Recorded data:

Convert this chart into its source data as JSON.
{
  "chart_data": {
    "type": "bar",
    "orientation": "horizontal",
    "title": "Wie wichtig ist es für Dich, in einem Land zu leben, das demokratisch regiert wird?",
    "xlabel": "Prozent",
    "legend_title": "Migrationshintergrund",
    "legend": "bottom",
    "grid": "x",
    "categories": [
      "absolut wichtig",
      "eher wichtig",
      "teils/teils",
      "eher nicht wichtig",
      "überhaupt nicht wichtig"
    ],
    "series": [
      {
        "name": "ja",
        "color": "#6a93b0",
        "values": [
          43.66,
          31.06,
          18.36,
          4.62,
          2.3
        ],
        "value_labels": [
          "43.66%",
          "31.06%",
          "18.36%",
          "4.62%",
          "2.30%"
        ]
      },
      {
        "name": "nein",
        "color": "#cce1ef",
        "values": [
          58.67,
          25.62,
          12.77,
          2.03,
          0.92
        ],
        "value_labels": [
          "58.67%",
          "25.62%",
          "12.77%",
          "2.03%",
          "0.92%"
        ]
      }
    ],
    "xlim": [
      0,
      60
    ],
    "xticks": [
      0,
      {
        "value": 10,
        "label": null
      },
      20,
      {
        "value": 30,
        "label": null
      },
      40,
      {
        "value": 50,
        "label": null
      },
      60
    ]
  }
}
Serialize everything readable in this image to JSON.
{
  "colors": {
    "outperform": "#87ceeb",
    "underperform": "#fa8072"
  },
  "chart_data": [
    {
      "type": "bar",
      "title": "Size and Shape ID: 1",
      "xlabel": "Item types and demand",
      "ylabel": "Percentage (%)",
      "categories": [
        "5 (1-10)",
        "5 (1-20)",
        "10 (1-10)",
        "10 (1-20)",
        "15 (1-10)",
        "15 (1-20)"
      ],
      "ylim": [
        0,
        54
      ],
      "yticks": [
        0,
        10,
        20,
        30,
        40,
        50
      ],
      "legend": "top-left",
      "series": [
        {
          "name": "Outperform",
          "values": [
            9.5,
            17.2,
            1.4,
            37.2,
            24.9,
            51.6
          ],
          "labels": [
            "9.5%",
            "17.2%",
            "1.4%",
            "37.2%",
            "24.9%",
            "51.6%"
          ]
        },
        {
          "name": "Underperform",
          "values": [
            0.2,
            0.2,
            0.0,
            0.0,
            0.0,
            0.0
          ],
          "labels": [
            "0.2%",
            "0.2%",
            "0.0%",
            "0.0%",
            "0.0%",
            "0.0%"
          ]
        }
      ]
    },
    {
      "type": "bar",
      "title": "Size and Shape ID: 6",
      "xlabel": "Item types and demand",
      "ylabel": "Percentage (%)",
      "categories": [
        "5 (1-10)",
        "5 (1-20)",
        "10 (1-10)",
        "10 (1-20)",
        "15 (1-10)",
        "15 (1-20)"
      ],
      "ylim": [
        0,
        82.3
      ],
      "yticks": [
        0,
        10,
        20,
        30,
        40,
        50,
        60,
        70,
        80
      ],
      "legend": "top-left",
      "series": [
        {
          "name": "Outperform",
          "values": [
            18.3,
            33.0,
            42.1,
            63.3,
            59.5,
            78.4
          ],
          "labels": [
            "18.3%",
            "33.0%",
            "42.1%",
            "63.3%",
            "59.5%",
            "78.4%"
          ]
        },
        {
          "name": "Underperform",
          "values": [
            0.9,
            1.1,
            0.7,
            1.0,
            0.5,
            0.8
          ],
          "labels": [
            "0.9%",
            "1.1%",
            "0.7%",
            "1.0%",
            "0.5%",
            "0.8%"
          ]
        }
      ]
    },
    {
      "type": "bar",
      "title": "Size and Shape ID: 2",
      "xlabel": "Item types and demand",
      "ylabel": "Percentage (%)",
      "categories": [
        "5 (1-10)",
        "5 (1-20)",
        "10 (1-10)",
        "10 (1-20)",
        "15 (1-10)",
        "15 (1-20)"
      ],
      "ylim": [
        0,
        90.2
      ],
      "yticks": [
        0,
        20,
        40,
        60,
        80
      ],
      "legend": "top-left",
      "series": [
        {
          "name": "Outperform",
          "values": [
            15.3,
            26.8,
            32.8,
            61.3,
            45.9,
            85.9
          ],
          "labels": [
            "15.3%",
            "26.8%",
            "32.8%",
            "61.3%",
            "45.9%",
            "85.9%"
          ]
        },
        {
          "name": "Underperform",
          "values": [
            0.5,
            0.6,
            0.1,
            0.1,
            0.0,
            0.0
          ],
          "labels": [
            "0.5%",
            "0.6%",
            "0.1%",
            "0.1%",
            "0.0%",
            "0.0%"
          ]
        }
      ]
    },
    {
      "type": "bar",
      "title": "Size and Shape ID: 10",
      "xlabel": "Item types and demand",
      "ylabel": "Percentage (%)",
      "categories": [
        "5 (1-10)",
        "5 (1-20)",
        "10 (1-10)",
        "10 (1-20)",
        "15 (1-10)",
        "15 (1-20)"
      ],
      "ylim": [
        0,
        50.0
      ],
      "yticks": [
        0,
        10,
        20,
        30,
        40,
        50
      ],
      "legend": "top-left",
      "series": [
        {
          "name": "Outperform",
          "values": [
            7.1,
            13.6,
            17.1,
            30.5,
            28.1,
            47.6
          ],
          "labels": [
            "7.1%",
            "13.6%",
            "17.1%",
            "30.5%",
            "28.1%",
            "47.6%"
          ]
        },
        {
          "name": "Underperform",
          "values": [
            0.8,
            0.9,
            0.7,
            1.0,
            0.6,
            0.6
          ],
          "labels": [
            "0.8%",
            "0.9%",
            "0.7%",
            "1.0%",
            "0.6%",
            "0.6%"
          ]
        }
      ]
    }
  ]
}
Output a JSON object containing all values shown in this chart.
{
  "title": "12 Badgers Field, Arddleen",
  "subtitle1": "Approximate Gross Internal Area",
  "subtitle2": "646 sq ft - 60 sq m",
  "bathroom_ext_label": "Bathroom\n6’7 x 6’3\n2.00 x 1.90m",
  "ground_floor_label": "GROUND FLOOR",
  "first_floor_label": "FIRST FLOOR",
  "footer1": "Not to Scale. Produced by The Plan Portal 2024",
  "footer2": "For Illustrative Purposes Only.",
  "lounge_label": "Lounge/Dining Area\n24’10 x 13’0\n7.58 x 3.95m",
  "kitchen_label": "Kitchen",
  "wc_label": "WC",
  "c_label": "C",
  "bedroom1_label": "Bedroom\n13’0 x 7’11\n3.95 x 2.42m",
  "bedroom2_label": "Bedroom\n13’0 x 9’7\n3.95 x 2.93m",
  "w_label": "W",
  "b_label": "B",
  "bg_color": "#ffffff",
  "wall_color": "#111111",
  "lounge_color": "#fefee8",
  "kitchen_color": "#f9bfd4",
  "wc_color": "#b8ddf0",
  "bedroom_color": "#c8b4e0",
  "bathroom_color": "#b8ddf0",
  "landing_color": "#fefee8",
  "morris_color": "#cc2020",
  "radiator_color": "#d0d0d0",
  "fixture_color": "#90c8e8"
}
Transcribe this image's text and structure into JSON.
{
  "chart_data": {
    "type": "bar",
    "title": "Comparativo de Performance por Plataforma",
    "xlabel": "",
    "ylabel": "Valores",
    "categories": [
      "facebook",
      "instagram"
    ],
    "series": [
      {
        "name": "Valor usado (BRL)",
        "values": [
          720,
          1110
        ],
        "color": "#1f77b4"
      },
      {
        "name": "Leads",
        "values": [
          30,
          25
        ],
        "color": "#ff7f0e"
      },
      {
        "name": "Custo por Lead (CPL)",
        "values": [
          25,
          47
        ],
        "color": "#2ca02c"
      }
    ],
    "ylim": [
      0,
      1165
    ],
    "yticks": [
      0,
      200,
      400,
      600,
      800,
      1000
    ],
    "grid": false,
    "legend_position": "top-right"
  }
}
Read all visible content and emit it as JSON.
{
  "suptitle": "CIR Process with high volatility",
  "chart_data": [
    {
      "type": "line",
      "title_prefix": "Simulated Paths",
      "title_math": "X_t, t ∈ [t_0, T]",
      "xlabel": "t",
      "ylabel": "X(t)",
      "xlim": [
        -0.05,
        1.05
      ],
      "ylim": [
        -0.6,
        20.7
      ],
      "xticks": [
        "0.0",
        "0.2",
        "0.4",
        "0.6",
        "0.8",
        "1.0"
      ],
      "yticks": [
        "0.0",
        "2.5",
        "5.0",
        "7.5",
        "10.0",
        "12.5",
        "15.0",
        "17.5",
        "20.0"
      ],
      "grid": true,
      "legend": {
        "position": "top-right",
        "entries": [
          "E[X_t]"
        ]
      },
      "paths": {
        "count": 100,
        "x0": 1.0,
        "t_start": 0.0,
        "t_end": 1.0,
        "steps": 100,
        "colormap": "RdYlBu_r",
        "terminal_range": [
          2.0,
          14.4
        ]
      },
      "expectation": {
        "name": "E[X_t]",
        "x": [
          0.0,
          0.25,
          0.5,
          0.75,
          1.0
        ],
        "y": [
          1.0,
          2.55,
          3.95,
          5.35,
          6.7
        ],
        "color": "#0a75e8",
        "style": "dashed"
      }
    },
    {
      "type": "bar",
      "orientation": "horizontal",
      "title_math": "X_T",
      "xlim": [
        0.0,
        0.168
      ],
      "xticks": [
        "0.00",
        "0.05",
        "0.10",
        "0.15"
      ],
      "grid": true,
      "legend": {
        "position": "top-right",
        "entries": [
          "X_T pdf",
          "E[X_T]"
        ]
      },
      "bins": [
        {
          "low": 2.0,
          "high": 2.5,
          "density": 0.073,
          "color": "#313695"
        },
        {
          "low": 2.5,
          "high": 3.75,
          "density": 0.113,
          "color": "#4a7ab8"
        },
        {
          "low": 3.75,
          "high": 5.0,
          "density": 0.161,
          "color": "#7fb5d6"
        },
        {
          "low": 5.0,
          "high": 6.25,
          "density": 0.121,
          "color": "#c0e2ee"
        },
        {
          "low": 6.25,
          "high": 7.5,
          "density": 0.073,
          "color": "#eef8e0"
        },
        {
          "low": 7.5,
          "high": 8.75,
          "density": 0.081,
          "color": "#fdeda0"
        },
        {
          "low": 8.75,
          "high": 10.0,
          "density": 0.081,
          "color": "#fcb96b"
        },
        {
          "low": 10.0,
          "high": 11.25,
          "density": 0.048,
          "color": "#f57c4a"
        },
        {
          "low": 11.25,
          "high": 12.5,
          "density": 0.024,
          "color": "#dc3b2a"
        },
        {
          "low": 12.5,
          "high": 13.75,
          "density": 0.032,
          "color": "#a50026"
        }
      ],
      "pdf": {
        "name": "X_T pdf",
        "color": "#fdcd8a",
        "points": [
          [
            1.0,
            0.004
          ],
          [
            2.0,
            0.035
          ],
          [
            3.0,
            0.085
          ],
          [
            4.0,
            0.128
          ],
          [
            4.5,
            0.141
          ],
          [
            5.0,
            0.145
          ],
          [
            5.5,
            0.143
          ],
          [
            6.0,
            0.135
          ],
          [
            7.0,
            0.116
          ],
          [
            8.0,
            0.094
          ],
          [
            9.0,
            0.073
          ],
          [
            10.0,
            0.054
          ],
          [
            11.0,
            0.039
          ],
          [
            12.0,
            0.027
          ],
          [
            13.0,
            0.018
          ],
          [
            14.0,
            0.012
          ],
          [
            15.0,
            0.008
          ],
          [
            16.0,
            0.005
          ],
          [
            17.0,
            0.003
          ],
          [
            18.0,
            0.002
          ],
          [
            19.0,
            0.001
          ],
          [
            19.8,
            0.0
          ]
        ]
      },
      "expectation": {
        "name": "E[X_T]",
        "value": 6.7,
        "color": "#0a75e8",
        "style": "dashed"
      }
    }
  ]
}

→ Set exercise: Return each line of the data that contains the string "wichtig".

→ Solution below:
    "title": "Wie wichtig ist es für Dich, in einem Land zu leben, das demokratisch regiert wird?",
      "absolut wichtig",
      "eher wichtig",
      "eher nicht wichtig",
      "überhaupt nicht wichtig"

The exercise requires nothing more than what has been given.